[Records from a data source]
◇ ◇ ◇ ◇
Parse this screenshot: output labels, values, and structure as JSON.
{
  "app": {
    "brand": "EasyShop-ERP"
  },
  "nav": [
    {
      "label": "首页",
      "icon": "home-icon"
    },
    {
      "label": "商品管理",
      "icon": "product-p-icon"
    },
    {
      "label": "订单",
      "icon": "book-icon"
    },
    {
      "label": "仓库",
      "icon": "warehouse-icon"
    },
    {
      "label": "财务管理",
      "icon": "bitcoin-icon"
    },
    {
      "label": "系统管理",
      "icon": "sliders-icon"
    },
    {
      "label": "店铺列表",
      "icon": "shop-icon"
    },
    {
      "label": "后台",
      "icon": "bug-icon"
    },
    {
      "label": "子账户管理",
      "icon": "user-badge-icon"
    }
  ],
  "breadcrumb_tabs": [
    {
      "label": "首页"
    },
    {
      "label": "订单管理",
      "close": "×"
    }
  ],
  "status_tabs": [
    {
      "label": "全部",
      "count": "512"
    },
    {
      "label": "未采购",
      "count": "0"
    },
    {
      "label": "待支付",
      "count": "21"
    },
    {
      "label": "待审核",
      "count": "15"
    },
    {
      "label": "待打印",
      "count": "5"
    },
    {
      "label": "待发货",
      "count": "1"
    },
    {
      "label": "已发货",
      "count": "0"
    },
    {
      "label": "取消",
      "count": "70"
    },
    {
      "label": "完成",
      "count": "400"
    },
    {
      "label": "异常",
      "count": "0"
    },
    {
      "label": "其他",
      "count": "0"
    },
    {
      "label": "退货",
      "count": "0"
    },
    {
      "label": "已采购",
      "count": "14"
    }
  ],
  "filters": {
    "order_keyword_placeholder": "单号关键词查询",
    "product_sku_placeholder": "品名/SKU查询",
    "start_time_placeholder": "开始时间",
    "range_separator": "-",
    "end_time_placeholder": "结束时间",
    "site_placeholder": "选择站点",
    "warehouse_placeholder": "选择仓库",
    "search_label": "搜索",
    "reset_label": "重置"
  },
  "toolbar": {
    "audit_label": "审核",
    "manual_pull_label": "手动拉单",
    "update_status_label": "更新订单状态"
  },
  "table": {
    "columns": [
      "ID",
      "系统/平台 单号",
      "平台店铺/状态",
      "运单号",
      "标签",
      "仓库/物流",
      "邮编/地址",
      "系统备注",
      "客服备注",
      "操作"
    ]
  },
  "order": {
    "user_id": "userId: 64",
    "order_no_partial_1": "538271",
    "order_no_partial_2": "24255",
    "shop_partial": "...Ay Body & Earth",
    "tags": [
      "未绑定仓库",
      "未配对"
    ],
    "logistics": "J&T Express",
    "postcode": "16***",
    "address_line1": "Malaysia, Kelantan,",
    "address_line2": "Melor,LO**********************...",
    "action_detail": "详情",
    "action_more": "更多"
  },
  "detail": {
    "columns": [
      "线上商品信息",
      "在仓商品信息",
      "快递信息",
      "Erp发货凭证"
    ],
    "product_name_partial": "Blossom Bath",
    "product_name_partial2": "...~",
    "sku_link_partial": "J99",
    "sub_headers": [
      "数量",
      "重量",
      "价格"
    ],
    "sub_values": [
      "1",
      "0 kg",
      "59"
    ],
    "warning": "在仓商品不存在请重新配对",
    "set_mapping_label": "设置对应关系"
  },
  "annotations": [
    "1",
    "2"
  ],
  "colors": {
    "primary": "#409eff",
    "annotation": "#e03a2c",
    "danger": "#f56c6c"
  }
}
◇ ◇ ◇ ◇
- **Task goal**
Extract all of the data exactly as written.

- **Reply**
Parse this screenshot: output labels, values, and structure as JSON.
{
  "app": {
    "brand": "EasyShop-ERP"
  },
  "nav": [
    {
      "label": "首页",
      "icon": "home-icon"
    },
    {
      "label": "商品管理",
      "icon": "product-p-icon"
    },
    {
      "label": "订单",
      "icon": "book-icon"
    },
    {
      "label": "仓库",
      "icon": "warehouse-icon"
    },
    {
      "label": "财务管理",
      "icon": "bitcoin-icon"
    },
    {
      "label": "系统管理",
      "icon": "sliders-icon"
    },
    {
      "label": "店铺列表",
      "icon": "shop-icon"
    },
    {
      "label": "后台",
      "icon": "bug-icon"
    },
    {
      "label": "子账户管理",
      "icon": "user-badge-icon"
    }
  ],
  "breadcrumb_tabs": [
    {
      "label": "首页"
    },
    {
      "label": "订单管理",
      "close": "×"
    }
  ],
  "status_tabs": [
    {
      "label": "全部",
      "count": "512"
    },
    {
      "label": "未采购",
      "count": "0"
    },
    {
      "label": "待支付",
      "count": "21"
    },
    {
      "label": "待审核",
      "count": "15"
    },
    {
      "label": "待打印",
      "count": "5"
    },
    {
      "label": "待发货",
      "count": "1"
    },
    {
      "label": "已发货",
      "count": "0"
    },
    {
      "label": "取消",
      "count": "70"
    },
    {
      "label": "完成",
      "count": "400"
    },
    {
      "label": "异常",
      "count": "0"
    },
    {
      "label": "其他",
      "count": "0"
    },
    {
      "label": "退货",
      "count": "0"
    },
    {
      "label": "已采购",
      "count": "14"
    }
  ],
  "filters": {
    "order_keyword_placeholder": "单号关键词查询",
    "product_sku_placeholder": "品名/SKU查询",
    "start_time_placeholder": "开始时间",
    "range_separator": "-",
    "end_time_placeholder": "结束时间",
    "site_placeholder": "选择站点",
    "warehouse_placeholder": "选择仓库",
    "search_label": "搜索",
    "reset_label": "重置"
  },
  "toolbar": {
    "audit_label": "审核",
    "manual_pull_label": "手动拉单",
    "update_status_label": "更新订单状态"
  },
  "table": {
    "columns": [
      "ID",
      "系统/平台 单号",
      "平台店铺/状态",
      "运单号",
      "标签",
      "仓库/物流",
      "邮编/地址",
      "系统备注",
      "客服备注",
      "操作"
    ]
  },
  "order": {
    "user_id": "userId: 64",
    "order_no_partial_1": "538271",
    "order_no_partial_2": "24255",
    "shop_partial": "...Ay Body & Earth",
    "tags": [
      "未绑定仓库",
      "未配对"
    ],
    "logistics": "J&T Express",
    "postcode": "16***",
    "address_line1": "Malaysia, Kelantan,",
    "address_line2": "Melor,LO**********************...",
    "action_detail": "详情",
    "action_more": "更多"
  },
  "detail": {
    "columns": [
      "线上商品信息",
      "在仓商品信息",
      "快递信息",
      "Erp发货凭证"
    ],
    "product_name_partial": "Blossom Bath",
    "product_name_partial2": "...~",
    "sku_link_partial": "J99",
    "sub_headers": [
      "数量",
      "重量",
      "价格"
    ],
    "sub_values": [
      "1",
      "0 kg",
      "59"
    ],
    "warning": "在仓商品不存在请重新配对",
    "set_mapping_label": "设置对应关系"
  },
  "annotations": [
    "1",
    "2"
  ],
  "colors": {
    "primary": "#409eff",
    "annotation": "#e03a2c",
    "danger": "#f56c6c"
  }
}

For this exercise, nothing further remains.